Every line of the material below must be repeated exactly.

Supplied records ->
────────
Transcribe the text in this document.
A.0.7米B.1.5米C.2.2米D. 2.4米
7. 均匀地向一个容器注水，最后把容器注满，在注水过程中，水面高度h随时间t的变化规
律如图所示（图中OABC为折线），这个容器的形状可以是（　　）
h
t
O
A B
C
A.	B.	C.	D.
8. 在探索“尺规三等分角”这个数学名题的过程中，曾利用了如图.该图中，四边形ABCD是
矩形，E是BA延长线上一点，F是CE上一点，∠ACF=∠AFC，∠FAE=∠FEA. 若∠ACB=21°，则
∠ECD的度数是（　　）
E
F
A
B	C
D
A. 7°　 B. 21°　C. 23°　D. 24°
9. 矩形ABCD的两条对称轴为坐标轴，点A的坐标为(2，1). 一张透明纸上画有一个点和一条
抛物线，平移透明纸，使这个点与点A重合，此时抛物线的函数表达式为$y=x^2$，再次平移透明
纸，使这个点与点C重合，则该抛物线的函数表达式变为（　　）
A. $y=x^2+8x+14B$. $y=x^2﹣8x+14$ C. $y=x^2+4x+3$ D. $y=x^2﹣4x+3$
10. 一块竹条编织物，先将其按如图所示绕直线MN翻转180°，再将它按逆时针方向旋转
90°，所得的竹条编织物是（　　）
────────
Exercise result ->
Transcribe the text in this document.
A.0.7米B.1.5米C.2.2米D. 2.4米
7. 均匀地向一个容器注水，最后把容器注满，在注水过程中，水面高度h随时间t的变化规
律如图所示（图中OABC为折线），这个容器的形状可以是（　　）
h
t
O
A B
C
A.	B.	C.	D.
8. 在探索“尺规三等分角”这个数学名题的过程中，曾利用了如图.该图中，四边形ABCD是
矩形，E是BA延长线上一点，F是CE上一点，∠ACF=∠AFC，∠FAE=∠FEA. 若∠ACB=21°，则
∠ECD的度数是（　　）
E
F
A
B	C
D
A. 7°　 B. 21°　C. 23°　D. 24°
9. 矩形ABCD的两条对称轴为坐标轴，点A的坐标为(2，1). 一张透明纸上画有一个点和一条
抛物线，平移透明纸，使这个点与点A重合，此时抛物线的函数表达式为$y=x^2$，再次平移透明
纸，使这个点与点C重合，则该抛物线的函数表达式变为（　　）
A. $y=x^2+8x+14B$. $y=x^2﹣8x+14$ C. $y=x^2+4x+3$ D. $y=x^2﹣4x+3$
10. 一块竹条编织物，先将其按如图所示绕直线MN翻转180°，再将它按逆时针方向旋转
90°，所得的竹条编织物是（　　）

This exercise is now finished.